__Data entries__:
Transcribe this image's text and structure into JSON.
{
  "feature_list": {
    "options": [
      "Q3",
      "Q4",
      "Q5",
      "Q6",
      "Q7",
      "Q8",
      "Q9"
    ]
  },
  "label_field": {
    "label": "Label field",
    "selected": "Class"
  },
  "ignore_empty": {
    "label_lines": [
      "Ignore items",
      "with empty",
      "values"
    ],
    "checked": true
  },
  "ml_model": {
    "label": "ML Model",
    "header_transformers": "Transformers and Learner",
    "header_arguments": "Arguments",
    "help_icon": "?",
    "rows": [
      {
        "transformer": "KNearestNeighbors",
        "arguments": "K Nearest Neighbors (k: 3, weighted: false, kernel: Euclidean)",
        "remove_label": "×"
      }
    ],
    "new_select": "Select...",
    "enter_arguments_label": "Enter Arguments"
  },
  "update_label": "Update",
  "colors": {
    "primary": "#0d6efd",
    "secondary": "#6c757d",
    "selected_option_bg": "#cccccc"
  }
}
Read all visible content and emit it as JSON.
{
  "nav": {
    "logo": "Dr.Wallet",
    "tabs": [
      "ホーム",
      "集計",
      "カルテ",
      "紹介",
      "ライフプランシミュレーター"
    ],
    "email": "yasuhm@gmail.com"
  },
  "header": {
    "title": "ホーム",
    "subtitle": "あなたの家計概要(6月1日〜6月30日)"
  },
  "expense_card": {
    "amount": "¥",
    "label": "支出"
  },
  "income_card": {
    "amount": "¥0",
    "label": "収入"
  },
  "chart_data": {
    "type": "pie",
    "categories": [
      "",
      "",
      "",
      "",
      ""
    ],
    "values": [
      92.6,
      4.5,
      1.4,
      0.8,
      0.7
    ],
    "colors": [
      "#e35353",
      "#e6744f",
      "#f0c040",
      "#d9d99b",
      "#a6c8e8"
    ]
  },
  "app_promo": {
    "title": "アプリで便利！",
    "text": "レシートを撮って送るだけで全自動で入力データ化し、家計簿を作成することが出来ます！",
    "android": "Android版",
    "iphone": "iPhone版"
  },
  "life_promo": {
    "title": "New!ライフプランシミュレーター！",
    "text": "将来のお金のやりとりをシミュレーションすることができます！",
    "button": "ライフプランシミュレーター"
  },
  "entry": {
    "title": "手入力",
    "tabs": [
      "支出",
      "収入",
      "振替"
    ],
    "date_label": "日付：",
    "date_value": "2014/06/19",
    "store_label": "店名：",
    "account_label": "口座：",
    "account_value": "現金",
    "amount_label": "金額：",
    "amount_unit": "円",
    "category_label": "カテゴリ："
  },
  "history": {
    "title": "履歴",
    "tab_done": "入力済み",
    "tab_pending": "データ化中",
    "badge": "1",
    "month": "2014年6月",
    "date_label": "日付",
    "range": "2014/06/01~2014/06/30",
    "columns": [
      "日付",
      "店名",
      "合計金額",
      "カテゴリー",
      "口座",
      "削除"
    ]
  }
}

__Set task__: Extract each line of the material exactly as it stands.

__Task output__:
Transcribe this image's text and structure into JSON.
{
  "feature_list": {
    "options": [
      "Q3",
      "Q4",
      "Q5",
      "Q6",
      "Q7",
      "Q8",
      "Q9"
    ]
  },
  "label_field": {
    "label": "Label field",
    "selected": "Class"
  },
  "ignore_empty": {
    "label_lines": [
      "Ignore items",
      "with empty",
      "values"
    ],
    "checked": true
  },
  "ml_model": {
    "label": "ML Model",
    "header_transformers": "Transformers and Learner",
    "header_arguments": "Arguments",
    "help_icon": "?",
    "rows": [
      {
        "transformer": "KNearestNeighbors",
        "arguments": "K Nearest Neighbors (k: 3, weighted: false, kernel: Euclidean)",
        "remove_label": "×"
      }
    ],
    "new_select": "Select...",
    "enter_arguments_label": "Enter Arguments"
  },
  "update_label": "Update",
  "colors": {
    "primary": "#0d6efd",
    "secondary": "#6c757d",
    "selected_option_bg": "#cccccc"
  }
}
Read all visible content and emit it as JSON.
{
  "nav": {
    "logo": "Dr.Wallet",
    "tabs": [
      "ホーム",
      "集計",
      "カルテ",
      "紹介",
      "ライフプランシミュレーター"
    ],
    "email": "yasuhm@gmail.com"
  },
  "header": {
    "title": "ホーム",
    "subtitle": "あなたの家計概要(6月1日〜6月30日)"
  },
  "expense_card": {
    "amount": "¥",
    "label": "支出"
  },
  "income_card": {
    "amount": "¥0",
    "label": "収入"
  },
  "chart_data": {
    "type": "pie",
    "categories": [
      "",
      "",
      "",
      "",
      ""
    ],
    "values": [
      92.6,
      4.5,
      1.4,
      0.8,
      0.7
    ],
    "colors": [
      "#e35353",
      "#e6744f",
      "#f0c040",
      "#d9d99b",
      "#a6c8e8"
    ]
  },
  "app_promo": {
    "title": "アプリで便利！",
    "text": "レシートを撮って送るだけで全自動で入力データ化し、家計簿を作成することが出来ます！",
    "android": "Android版",
    "iphone": "iPhone版"
  },
  "life_promo": {
    "title": "New!ライフプランシミュレーター！",
    "text": "将来のお金のやりとりをシミュレーションすることができます！",
    "button": "ライフプランシミュレーター"
  },
  "entry": {
    "title": "手入力",
    "tabs": [
      "支出",
      "収入",
      "振替"
    ],
    "date_label": "日付：",
    "date_value": "2014/06/19",
    "store_label": "店名：",
    "account_label": "口座：",
    "account_value": "現金",
    "amount_label": "金額：",
    "amount_unit": "円",
    "category_label": "カテゴリ："
  },
  "history": {
    "title": "履歴",
    "tab_done": "入力済み",
    "tab_pending": "データ化中",
    "badge": "1",
    "month": "2014年6月",
    "date_label": "日付",
    "range": "2014/06/01~2014/06/30",
    "columns": [
      "日付",
      "店名",
      "合計金額",
      "カテゴリー",
      "口座",
      "削除"
    ]
  }
}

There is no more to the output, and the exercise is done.